Objective
Omit all images, then return the remaining material exactly as it stands.

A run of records
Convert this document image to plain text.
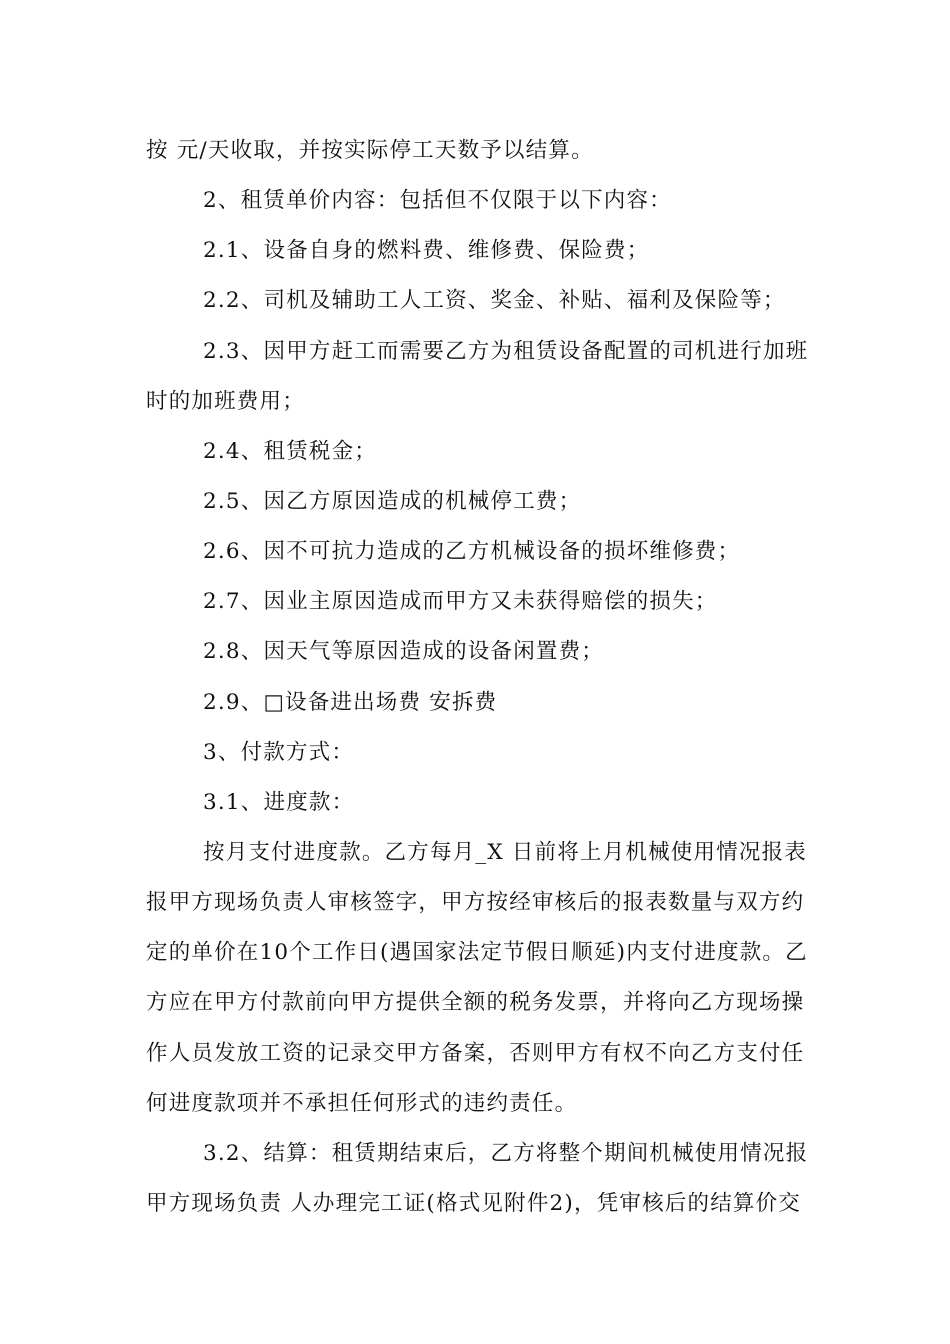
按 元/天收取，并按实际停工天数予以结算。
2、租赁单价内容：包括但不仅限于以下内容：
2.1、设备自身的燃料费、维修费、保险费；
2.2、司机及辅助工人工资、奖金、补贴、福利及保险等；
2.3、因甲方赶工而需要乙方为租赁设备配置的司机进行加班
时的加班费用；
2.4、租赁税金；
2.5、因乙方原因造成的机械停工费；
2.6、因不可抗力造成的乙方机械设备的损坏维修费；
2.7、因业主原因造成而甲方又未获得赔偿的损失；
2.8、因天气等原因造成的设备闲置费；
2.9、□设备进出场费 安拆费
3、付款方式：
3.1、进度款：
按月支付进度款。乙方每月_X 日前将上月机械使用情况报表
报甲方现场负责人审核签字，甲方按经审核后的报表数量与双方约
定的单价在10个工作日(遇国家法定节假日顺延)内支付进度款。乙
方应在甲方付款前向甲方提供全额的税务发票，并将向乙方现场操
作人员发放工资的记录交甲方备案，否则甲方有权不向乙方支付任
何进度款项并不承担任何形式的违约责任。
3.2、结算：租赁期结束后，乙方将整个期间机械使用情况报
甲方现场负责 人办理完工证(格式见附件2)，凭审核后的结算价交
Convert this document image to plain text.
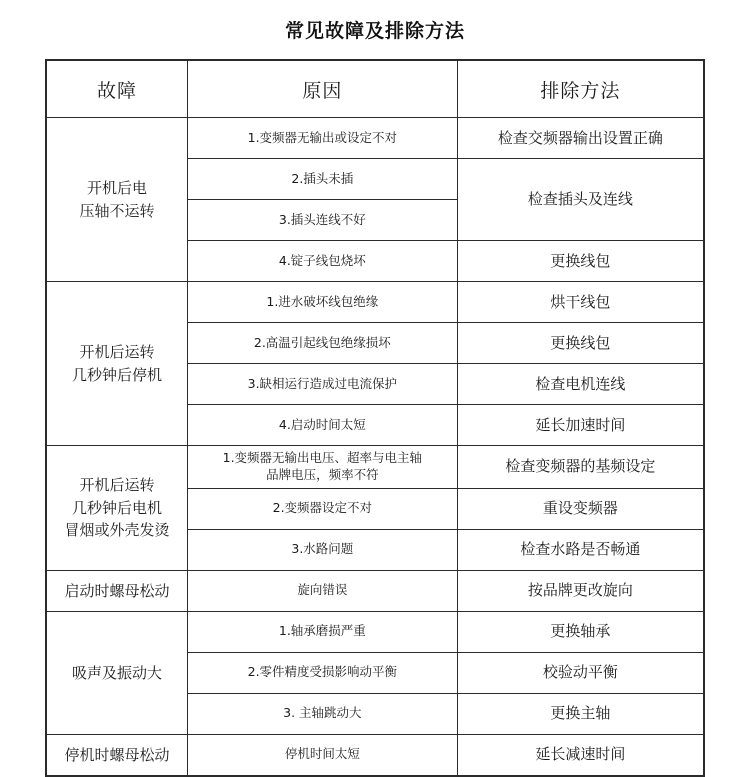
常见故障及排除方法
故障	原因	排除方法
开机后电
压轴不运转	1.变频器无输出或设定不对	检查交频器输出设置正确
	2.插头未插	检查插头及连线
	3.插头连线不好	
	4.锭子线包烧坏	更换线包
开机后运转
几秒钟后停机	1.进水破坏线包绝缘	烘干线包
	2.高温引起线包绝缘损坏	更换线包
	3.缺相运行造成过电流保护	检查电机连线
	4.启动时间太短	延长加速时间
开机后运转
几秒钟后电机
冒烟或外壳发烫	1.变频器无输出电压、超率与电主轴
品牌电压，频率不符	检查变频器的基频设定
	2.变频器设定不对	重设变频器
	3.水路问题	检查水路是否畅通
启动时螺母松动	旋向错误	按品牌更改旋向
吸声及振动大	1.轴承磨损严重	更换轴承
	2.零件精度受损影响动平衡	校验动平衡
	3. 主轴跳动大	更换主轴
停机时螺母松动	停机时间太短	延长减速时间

Output for this exercise
Convert this document image to plain text.
按 元/天收取，并按实际停工天数予以结算。
2、租赁单价内容：包括但不仅限于以下内容：
2.1、设备自身的燃料费、维修费、保险费；
2.2、司机及辅助工人工资、奖金、补贴、福利及保险等；
2.3、因甲方赶工而需要乙方为租赁设备配置的司机进行加班
时的加班费用；
2.4、租赁税金；
2.5、因乙方原因造成的机械停工费；
2.6、因不可抗力造成的乙方机械设备的损坏维修费；
2.7、因业主原因造成而甲方又未获得赔偿的损失；
2.8、因天气等原因造成的设备闲置费；
2.9、□设备进出场费 安拆费
3、付款方式：
3.1、进度款：
按月支付进度款。乙方每月_X 日前将上月机械使用情况报表
报甲方现场负责人审核签字，甲方按经审核后的报表数量与双方约
定的单价在10个工作日(遇国家法定节假日顺延)内支付进度款。乙
方应在甲方付款前向甲方提供全额的税务发票，并将向乙方现场操
作人员发放工资的记录交甲方备案，否则甲方有权不向乙方支付任
何进度款项并不承担任何形式的违约责任。
3.2、结算：租赁期结束后，乙方将整个期间机械使用情况报
甲方现场负责 人办理完工证(格式见附件2)，凭审核后的结算价交
Convert this document image to plain text.
常见故障及排除方法
故障	原因	排除方法
开机后电
压轴不运转	1.变频器无输出或设定不对	检查交频器输出设置正确
	2.插头未插	检查插头及连线
	3.插头连线不好	
	4.锭子线包烧坏	更换线包
开机后运转
几秒钟后停机	1.进水破坏线包绝缘	烘干线包
	2.高温引起线包绝缘损坏	更换线包
	3.缺相运行造成过电流保护	检查电机连线
	4.启动时间太短	延长加速时间
开机后运转
几秒钟后电机
冒烟或外壳发烫	1.变频器无输出电压、超率与电主轴
品牌电压，频率不符	检查变频器的基频设定
	2.变频器设定不对	重设变频器
	3.水路问题	检查水路是否畅通
启动时螺母松动	旋向错误	按品牌更改旋向
吸声及振动大	1.轴承磨损严重	更换轴承
	2.零件精度受损影响动平衡	校验动平衡
	3. 主轴跳动大	更换主轴
停机时螺母松动	停机时间太短	延长减速时间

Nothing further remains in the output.